-- start of Records for processing --
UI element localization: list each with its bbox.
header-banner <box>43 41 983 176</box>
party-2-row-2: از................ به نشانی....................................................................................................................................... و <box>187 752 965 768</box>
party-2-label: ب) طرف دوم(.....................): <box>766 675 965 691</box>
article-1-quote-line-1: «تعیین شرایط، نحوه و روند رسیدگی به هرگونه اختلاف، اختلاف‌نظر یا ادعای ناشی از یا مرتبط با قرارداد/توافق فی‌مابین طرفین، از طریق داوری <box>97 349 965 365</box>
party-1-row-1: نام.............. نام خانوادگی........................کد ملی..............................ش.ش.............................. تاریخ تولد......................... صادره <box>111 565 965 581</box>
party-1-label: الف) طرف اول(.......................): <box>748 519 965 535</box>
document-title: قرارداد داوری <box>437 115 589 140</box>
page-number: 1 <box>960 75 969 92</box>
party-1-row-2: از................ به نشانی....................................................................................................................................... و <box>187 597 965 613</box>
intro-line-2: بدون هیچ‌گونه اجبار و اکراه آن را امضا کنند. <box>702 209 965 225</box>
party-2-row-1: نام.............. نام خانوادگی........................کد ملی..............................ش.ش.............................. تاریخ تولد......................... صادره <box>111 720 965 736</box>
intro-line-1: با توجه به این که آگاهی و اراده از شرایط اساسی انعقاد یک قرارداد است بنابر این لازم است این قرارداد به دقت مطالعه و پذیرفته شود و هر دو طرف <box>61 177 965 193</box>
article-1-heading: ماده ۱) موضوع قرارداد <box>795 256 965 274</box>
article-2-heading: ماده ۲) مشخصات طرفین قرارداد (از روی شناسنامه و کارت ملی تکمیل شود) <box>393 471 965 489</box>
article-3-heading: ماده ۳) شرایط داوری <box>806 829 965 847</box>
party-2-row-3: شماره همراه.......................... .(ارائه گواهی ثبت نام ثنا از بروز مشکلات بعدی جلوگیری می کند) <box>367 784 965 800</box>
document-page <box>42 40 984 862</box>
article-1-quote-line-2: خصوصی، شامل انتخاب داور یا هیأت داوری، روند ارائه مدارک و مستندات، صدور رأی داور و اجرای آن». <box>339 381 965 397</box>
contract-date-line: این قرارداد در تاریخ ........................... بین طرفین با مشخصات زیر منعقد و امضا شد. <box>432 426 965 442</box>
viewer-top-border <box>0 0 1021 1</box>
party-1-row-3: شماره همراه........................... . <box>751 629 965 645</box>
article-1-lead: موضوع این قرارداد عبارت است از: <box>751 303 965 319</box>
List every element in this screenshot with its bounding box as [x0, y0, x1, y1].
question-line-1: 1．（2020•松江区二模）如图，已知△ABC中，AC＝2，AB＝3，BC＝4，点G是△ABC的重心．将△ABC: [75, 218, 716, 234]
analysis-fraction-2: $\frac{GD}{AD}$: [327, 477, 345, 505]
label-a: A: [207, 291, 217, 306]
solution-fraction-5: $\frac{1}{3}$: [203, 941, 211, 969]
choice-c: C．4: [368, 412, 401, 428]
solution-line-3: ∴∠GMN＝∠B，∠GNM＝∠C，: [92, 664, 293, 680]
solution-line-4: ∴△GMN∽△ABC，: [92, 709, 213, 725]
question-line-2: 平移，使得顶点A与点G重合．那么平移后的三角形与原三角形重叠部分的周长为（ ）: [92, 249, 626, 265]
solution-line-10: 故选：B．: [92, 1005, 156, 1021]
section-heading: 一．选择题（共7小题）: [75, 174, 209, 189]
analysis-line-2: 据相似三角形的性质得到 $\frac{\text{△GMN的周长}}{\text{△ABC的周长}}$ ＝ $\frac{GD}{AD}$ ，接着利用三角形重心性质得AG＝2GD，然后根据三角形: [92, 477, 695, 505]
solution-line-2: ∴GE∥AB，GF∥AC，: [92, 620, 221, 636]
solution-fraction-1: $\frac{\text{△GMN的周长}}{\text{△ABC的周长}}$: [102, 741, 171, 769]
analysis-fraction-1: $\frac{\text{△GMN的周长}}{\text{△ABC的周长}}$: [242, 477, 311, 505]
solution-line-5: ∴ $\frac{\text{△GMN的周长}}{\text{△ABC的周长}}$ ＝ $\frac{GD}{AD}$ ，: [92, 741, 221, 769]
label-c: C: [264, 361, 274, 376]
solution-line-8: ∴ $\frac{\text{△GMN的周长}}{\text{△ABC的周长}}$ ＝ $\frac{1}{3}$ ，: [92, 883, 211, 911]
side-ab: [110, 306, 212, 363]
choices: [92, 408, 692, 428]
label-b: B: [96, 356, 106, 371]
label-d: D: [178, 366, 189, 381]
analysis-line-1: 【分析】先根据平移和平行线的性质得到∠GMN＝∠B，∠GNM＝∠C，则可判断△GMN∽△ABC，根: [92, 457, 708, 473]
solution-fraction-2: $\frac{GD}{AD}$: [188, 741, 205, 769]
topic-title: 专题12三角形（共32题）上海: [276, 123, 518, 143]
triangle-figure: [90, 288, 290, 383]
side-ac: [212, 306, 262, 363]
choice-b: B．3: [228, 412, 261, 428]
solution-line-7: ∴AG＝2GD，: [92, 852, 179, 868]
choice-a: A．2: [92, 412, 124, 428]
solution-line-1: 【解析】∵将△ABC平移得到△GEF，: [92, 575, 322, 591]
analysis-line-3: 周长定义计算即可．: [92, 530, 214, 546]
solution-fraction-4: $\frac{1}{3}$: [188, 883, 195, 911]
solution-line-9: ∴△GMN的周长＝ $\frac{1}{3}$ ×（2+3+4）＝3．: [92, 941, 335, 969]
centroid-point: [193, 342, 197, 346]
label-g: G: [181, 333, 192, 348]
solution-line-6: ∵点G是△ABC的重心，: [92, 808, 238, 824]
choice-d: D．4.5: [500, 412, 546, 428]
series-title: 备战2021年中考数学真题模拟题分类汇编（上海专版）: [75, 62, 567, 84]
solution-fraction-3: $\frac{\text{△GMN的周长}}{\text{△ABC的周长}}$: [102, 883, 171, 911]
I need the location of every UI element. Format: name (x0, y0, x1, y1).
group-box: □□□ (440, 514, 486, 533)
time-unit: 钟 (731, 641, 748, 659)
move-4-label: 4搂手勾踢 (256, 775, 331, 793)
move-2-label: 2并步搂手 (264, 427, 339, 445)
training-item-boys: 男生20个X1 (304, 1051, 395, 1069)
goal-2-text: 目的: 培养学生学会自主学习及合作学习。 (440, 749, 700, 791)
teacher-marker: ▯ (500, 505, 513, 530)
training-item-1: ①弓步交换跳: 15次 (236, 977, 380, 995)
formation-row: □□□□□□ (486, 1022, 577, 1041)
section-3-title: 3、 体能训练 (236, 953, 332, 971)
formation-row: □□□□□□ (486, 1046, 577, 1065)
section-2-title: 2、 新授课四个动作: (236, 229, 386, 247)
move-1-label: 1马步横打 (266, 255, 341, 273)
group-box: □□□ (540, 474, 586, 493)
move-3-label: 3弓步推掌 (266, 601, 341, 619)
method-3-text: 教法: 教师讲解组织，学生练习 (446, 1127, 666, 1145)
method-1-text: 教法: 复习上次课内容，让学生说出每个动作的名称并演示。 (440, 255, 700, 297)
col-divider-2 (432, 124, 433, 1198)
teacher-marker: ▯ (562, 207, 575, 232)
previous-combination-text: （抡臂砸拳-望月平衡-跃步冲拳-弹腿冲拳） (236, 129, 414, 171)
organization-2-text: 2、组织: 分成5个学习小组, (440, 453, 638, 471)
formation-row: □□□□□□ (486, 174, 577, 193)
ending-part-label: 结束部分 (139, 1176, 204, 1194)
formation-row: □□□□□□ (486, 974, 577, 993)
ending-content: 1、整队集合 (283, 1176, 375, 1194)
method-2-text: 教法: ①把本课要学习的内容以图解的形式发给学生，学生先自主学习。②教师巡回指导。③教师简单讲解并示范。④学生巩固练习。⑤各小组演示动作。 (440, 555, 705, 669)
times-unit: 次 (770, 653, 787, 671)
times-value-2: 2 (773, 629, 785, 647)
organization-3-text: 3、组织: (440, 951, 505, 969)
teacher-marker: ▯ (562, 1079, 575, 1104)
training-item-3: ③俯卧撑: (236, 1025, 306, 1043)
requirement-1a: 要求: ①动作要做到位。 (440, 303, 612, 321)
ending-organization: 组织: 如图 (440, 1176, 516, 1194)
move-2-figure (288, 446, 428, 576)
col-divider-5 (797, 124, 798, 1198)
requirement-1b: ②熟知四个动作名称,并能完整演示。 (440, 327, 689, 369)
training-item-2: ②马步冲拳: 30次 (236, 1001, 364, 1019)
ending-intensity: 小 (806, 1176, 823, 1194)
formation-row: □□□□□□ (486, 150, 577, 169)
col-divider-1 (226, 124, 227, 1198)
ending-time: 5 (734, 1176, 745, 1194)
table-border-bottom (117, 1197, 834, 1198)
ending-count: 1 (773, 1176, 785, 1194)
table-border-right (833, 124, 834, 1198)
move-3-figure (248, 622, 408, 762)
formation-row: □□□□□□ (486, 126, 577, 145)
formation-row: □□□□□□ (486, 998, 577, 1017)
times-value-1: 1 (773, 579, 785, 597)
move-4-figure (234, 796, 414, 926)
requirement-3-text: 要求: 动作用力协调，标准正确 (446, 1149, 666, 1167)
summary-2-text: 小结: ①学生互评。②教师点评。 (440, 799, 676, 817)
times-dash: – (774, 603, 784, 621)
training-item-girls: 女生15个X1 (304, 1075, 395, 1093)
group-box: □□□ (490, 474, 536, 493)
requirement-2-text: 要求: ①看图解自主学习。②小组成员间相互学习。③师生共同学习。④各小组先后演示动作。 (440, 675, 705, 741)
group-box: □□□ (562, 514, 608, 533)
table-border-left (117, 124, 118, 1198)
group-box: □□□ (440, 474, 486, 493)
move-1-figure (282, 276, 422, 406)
-- end of Records for processing --
* Given request:
Rewrite everything from the start of the records down to the line containing "contract-date-line: این قرارداد", with "داوری" changed to "حکمیت" wherever it appears and nothing else altered. Give back only those lines.

* Answer for the task:
UI element localization: list each with its bbox.
header-banner <box>43 41 983 176</box>
party-2-row-2: از................ به نشانی....................................................................................................................................... و <box>187 752 965 768</box>
party-2-label: ب) طرف دوم(.....................): <box>766 675 965 691</box>
article-1-quote-line-1: «تعیین شرایط، نحوه و روند رسیدگی به هرگونه اختلاف، اختلاف‌نظر یا ادعای ناشی از یا مرتبط با قرارداد/توافق فی‌مابین طرفین، از طریق حکمیت <box>97 349 965 365</box>
party-1-row-1: نام.............. نام خانوادگی........................کد ملی..............................ش.ش.............................. تاریخ تولد......................... صادره <box>111 565 965 581</box>
party-1-label: الف) طرف اول(.......................): <box>748 519 965 535</box>
document-title: قرارداد حکمیت <box>437 115 589 140</box>
page-number: 1 <box>960 75 969 92</box>
party-1-row-2: از................ به نشانی....................................................................................................................................... و <box>187 597 965 613</box>
intro-line-2: بدون هیچ‌گونه اجبار و اکراه آن را امضا کنند. <box>702 209 965 225</box>
party-2-row-1: نام.............. نام خانوادگی........................کد ملی..............................ش.ش.............................. تاریخ تولد......................... صادره <box>111 720 965 736</box>
intro-line-1: با توجه به این که آگاهی و اراده از شرایط اساسی انعقاد یک قرارداد است بنابر این لازم است این قرارداد به دقت مطالعه و پذیرفته شود و هر دو طرف <box>61 177 965 193</box>
article-1-heading: ماده ۱) موضوع قرارداد <box>795 256 965 274</box>
article-2-heading: ماده ۲) مشخصات طرفین قرارداد (از روی شناسنامه و کارت ملی تکمیل شود) <box>393 471 965 489</box>
article-3-heading: ماده ۳) شرایط حکمیت <box>806 829 965 847</box>
party-2-row-3: شماره همراه.......................... .(ارائه گواهی ثبت نام ثنا از بروز مشکلات بعدی جلوگیری می کند) <box>367 784 965 800</box>
document-page <box>42 40 984 862</box>
article-1-quote-line-2: خصوصی، شامل انتخاب داور یا هیأت حکمیت، روند ارائه مدارک و مستندات، صدور رأی داور و اجرای آن». <box>339 381 965 397</box>
contract-date-line: این قرارداد در تاریخ ........................... بین طرفین با مشخصات زیر منعقد و امضا شد. <box>432 426 965 442</box>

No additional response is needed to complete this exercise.